▸ What the exercise asks
Repeat the listing in full, preserving every character.

▸ Figure content listings
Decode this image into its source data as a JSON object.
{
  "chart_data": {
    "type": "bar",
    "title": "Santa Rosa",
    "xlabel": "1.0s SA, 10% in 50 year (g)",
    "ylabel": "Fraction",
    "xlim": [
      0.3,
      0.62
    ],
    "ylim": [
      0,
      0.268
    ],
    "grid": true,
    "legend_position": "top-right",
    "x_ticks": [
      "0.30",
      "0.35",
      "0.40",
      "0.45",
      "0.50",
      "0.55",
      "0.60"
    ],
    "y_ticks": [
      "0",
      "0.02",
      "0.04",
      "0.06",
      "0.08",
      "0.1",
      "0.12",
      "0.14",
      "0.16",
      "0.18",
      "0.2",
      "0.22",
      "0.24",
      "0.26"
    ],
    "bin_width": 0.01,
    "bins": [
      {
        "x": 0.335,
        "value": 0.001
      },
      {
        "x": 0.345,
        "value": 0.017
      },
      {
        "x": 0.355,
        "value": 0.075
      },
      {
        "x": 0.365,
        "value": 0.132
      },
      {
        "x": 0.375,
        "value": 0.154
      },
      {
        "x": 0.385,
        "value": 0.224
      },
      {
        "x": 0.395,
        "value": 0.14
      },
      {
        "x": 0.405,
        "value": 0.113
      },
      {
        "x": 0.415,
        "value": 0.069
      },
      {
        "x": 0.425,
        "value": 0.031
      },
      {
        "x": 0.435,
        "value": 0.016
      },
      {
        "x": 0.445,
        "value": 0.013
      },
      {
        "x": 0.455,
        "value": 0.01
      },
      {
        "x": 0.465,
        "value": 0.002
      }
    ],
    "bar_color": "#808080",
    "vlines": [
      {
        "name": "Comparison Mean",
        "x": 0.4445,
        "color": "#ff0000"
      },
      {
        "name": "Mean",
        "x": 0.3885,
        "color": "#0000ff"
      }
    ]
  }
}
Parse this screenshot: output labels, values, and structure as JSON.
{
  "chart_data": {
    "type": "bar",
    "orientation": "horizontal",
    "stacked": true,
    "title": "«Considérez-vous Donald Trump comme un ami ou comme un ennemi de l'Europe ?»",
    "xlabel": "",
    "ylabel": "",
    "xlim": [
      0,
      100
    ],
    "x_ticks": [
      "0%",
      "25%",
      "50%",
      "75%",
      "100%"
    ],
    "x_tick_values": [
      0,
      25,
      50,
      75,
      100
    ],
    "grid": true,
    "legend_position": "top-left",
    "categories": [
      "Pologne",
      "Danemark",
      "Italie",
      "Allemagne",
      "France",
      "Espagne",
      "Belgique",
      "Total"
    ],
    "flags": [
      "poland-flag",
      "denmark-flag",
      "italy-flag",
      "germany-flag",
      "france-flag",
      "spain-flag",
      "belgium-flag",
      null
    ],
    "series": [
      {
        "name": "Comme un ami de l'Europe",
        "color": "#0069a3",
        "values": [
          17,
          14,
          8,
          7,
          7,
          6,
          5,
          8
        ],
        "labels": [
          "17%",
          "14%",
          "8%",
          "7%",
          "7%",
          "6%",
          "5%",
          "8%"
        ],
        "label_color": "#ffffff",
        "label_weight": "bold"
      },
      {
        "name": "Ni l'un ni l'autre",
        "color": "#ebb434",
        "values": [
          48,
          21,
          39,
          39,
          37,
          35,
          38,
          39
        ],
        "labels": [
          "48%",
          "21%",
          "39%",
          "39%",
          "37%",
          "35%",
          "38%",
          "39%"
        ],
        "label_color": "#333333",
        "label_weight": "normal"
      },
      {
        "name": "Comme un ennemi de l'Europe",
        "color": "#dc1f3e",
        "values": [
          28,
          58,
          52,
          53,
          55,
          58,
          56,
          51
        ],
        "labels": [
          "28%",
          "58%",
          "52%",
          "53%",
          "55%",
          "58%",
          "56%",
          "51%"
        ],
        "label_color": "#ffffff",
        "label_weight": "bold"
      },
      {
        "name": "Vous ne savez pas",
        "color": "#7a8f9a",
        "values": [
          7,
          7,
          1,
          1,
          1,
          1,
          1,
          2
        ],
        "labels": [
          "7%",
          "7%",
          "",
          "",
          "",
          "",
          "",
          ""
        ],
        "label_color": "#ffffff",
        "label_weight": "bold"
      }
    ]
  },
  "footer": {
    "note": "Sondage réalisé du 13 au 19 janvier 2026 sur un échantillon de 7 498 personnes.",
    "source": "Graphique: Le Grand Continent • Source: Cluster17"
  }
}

▸ Task solution
Decode this image into its source data as a JSON object.
{
  "chart_data": {
    "type": "bar",
    "title": "Santa Rosa",
    "xlabel": "1.0s SA, 10% in 50 year (g)",
    "ylabel": "Fraction",
    "xlim": [
      0.3,
      0.62
    ],
    "ylim": [
      0,
      0.268
    ],
    "grid": true,
    "legend_position": "top-right",
    "x_ticks": [
      "0.30",
      "0.35",
      "0.40",
      "0.45",
      "0.50",
      "0.55",
      "0.60"
    ],
    "y_ticks": [
      "0",
      "0.02",
      "0.04",
      "0.06",
      "0.08",
      "0.1",
      "0.12",
      "0.14",
      "0.16",
      "0.18",
      "0.2",
      "0.22",
      "0.24",
      "0.26"
    ],
    "bin_width": 0.01,
    "bins": [
      {
        "x": 0.335,
        "value": 0.001
      },
      {
        "x": 0.345,
        "value": 0.017
      },
      {
        "x": 0.355,
        "value": 0.075
      },
      {
        "x": 0.365,
        "value": 0.132
      },
      {
        "x": 0.375,
        "value": 0.154
      },
      {
        "x": 0.385,
        "value": 0.224
      },
      {
        "x": 0.395,
        "value": 0.14
      },
      {
        "x": 0.405,
        "value": 0.113
      },
      {
        "x": 0.415,
        "value": 0.069
      },
      {
        "x": 0.425,
        "value": 0.031
      },
      {
        "x": 0.435,
        "value": 0.016
      },
      {
        "x": 0.445,
        "value": 0.013
      },
      {
        "x": 0.455,
        "value": 0.01
      },
      {
        "x": 0.465,
        "value": 0.002
      }
    ],
    "bar_color": "#808080",
    "vlines": [
      {
        "name": "Comparison Mean",
        "x": 0.4445,
        "color": "#ff0000"
      },
      {
        "name": "Mean",
        "x": 0.3885,
        "color": "#0000ff"
      }
    ]
  }
}
Parse this screenshot: output labels, values, and structure as JSON.
{
  "chart_data": {
    "type": "bar",
    "orientation": "horizontal",
    "stacked": true,
    "title": "«Considérez-vous Donald Trump comme un ami ou comme un ennemi de l'Europe ?»",
    "xlabel": "",
    "ylabel": "",
    "xlim": [
      0,
      100
    ],
    "x_ticks": [
      "0%",
      "25%",
      "50%",
      "75%",
      "100%"
    ],
    "x_tick_values": [
      0,
      25,
      50,
      75,
      100
    ],
    "grid": true,
    "legend_position": "top-left",
    "categories": [
      "Pologne",
      "Danemark",
      "Italie",
      "Allemagne",
      "France",
      "Espagne",
      "Belgique",
      "Total"
    ],
    "flags": [
      "poland-flag",
      "denmark-flag",
      "italy-flag",
      "germany-flag",
      "france-flag",
      "spain-flag",
      "belgium-flag",
      null
    ],
    "series": [
      {
        "name": "Comme un ami de l'Europe",
        "color": "#0069a3",
        "values": [
          17,
          14,
          8,
          7,
          7,
          6,
          5,
          8
        ],
        "labels": [
          "17%",
          "14%",
          "8%",
          "7%",
          "7%",
          "6%",
          "5%",
          "8%"
        ],
        "label_color": "#ffffff",
        "label_weight": "bold"
      },
      {
        "name": "Ni l'un ni l'autre",
        "color": "#ebb434",
        "values": [
          48,
          21,
          39,
          39,
          37,
          35,
          38,
          39
        ],
        "labels": [
          "48%",
          "21%",
          "39%",
          "39%",
          "37%",
          "35%",
          "38%",
          "39%"
        ],
        "label_color": "#333333",
        "label_weight": "normal"
      },
      {
        "name": "Comme un ennemi de l'Europe",
        "color": "#dc1f3e",
        "values": [
          28,
          58,
          52,
          53,
          55,
          58,
          56,
          51
        ],
        "labels": [
          "28%",
          "58%",
          "52%",
          "53%",
          "55%",
          "58%",
          "56%",
          "51%"
        ],
        "label_color": "#ffffff",
        "label_weight": "bold"
      },
      {
        "name": "Vous ne savez pas",
        "color": "#7a8f9a",
        "values": [
          7,
          7,
          1,
          1,
          1,
          1,
          1,
          2
        ],
        "labels": [
          "7%",
          "7%",
          "",
          "",
          "",
          "",
          "",
          ""
        ],
        "label_color": "#ffffff",
        "label_weight": "bold"
      }
    ]
  },
  "footer": {
    "note": "Sondage réalisé du 13 au 19 janvier 2026 sur un échantillon de 7 498 personnes.",
    "source": "Graphique: Le Grand Continent • Source: Cluster17"
  }
}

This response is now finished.